▶ **GIVEN INSTRUCTION 1**
In the forum thread about naming the new baby girls, which favorite sushi roll did the original poster joke about naming them after?

▶ **GIVEN PASSAGE**
⟨
# New baby girls



## pookycb (Feb 14, 2014)

I am going to get these 2 new baby girls in a few days and I cannot think of names for them lol. Any ideas?


----------



## DustyRat (Jul 9, 2012)

Such cute ratties. One looks like Daisey, the other looks like May. Lol.


----------



## Hey-Fay (Jul 8, 2013)

How adorable!!


----------



## pookycb (Feb 14, 2014)

Those are cute names DustyRat.


----------



## clm4693 (May 21, 2014)

Dagger, princess peach, samus, laura, lightning, or cortana....if u cant tell im a big gamer


----------



## pookycb (Feb 14, 2014)

Haha I was thinking of peach (after princess peach) and Zelda lol


----------



## PurpleGirl (Oct 12, 2012)

I really need to start naming my rats after game characters more, considering how much I love gaming, lol. Maybe in future I'll have a pair called Booker and Comstock. XD

Absolutely beautiful babies by the way!


----------



## pookycb (Feb 14, 2014)

Naming rats after characters is always a fun way to name them. And thanks


----------



## LittleSparrow (Apr 14, 2014)

Gorgeous markings on both of them!


----------



## pookycb (Feb 14, 2014)

Thank you LittleSparrow!


----------



## Jessiferatu (Apr 30, 2014)

Oh they are SO cute! <3


----------



## pookycb (Feb 14, 2014)

*Babies at home*

Heres some photos of one of the baby girls 


























heres the second little girl 





















heres them together









I have a few ideas for names:
Option 1 - Maggie and May
Option 2 - Cherry and Blossom 
Then there was storm, rain, hazel, gracie, lacey, biffy

and then I said to my sister and mum as a joke I'll name them after my favourite sushi roll Coco-Maki One can be Coco and the other Maki and my mum and sister both thought that was cute.


----------
⟩
▶ **RECORDS FOR THE EXERCISE**
⟨
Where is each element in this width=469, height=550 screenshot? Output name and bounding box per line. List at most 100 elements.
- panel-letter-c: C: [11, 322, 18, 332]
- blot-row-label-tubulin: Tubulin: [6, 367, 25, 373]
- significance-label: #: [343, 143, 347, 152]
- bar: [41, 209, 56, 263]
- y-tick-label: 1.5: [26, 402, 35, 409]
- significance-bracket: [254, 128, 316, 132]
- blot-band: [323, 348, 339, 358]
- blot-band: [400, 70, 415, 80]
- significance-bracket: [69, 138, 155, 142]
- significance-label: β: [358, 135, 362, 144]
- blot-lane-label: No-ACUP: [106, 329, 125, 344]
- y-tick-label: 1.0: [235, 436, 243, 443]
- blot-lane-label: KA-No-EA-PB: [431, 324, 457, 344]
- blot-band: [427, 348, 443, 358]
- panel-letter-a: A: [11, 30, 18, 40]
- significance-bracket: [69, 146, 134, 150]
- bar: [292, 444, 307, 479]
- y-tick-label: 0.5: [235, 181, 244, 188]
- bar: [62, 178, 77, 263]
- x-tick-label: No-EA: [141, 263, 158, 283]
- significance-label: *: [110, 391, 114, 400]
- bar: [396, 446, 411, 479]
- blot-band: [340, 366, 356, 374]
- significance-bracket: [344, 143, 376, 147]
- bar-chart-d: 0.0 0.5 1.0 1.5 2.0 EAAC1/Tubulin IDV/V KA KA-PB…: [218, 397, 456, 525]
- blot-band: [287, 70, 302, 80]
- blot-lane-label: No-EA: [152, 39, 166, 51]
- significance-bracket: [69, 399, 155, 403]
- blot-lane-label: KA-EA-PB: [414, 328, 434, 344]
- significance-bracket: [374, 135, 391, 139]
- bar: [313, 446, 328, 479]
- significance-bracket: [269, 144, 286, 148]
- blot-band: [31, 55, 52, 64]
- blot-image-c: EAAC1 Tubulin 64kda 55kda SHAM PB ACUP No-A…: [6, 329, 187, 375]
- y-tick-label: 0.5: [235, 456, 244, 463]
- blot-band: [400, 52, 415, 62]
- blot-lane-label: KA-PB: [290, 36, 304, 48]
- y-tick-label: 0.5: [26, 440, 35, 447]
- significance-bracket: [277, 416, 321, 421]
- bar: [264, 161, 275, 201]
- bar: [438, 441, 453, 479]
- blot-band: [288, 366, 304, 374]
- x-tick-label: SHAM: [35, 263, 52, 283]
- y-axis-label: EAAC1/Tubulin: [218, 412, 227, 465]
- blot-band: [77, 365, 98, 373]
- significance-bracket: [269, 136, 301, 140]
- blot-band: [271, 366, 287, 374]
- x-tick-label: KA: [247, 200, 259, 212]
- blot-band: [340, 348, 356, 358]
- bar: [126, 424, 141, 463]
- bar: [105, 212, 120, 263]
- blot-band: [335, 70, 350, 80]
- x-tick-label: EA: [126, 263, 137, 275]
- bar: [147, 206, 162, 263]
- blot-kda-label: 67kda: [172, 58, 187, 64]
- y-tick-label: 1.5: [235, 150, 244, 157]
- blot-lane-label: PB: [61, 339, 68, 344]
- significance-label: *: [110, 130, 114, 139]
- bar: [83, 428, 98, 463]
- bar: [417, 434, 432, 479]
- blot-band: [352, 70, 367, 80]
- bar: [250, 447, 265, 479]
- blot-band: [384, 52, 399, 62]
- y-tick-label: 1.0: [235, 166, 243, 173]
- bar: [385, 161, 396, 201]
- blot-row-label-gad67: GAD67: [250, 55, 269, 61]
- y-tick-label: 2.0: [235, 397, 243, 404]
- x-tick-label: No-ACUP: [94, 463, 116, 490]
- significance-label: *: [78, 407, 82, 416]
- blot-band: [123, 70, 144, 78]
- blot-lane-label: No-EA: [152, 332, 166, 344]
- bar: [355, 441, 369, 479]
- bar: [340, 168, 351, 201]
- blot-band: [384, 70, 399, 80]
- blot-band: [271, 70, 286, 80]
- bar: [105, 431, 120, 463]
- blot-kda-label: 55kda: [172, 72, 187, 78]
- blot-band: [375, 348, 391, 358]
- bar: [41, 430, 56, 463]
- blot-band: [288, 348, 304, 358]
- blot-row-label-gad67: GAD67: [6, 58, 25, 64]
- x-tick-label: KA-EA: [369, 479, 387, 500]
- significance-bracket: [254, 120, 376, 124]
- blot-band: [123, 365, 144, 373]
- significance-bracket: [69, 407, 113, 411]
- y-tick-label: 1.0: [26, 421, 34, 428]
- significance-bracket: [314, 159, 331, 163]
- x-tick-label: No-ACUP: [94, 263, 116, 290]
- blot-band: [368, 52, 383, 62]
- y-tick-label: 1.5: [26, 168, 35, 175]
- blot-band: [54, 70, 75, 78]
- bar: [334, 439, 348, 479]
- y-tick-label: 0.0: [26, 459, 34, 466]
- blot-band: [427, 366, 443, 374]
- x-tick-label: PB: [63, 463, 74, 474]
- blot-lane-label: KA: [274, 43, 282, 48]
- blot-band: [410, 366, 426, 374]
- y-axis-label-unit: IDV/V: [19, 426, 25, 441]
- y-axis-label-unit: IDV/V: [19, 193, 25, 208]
⟩
▶ **GIVEN INSTRUCTION 2**
Retype the records exactly, from their first line up to and including the line with "- blot-band: [287, 70, 302, 80]".

▶ **FULL OUTPUT 1**
Coco-Maki, with one named Coco and the other Maki.

▶ **FULL OUTPUT 2**
Where is each element in this width=469, height=550 screenshot? Output name and bounding box per line. List at most 100 elements.
- panel-letter-c: C: [11, 322, 18, 332]
- blot-row-label-tubulin: Tubulin: [6, 367, 25, 373]
- significance-label: #: [343, 143, 347, 152]
- bar: [41, 209, 56, 263]
- y-tick-label: 1.5: [26, 402, 35, 409]
- significance-bracket: [254, 128, 316, 132]
- blot-band: [323, 348, 339, 358]
- blot-band: [400, 70, 415, 80]
- significance-bracket: [69, 138, 155, 142]
- significance-label: β: [358, 135, 362, 144]
- blot-lane-label: No-ACUP: [106, 329, 125, 344]
- y-tick-label: 1.0: [235, 436, 243, 443]
- blot-lane-label: KA-No-EA-PB: [431, 324, 457, 344]
- blot-band: [427, 348, 443, 358]
- panel-letter-a: A: [11, 30, 18, 40]
- significance-bracket: [69, 146, 134, 150]
- bar: [292, 444, 307, 479]
- y-tick-label: 0.5: [235, 181, 244, 188]
- bar: [62, 178, 77, 263]
- x-tick-label: No-EA: [141, 263, 158, 283]
- significance-label: *: [110, 391, 114, 400]
- bar: [396, 446, 411, 479]
- blot-band: [340, 366, 356, 374]
- significance-bracket: [344, 143, 376, 147]
- bar-chart-d: 0.0 0.5 1.0 1.5 2.0 EAAC1/Tubulin IDV/V KA KA-PB…: [218, 397, 456, 525]
- blot-band: [287, 70, 302, 80]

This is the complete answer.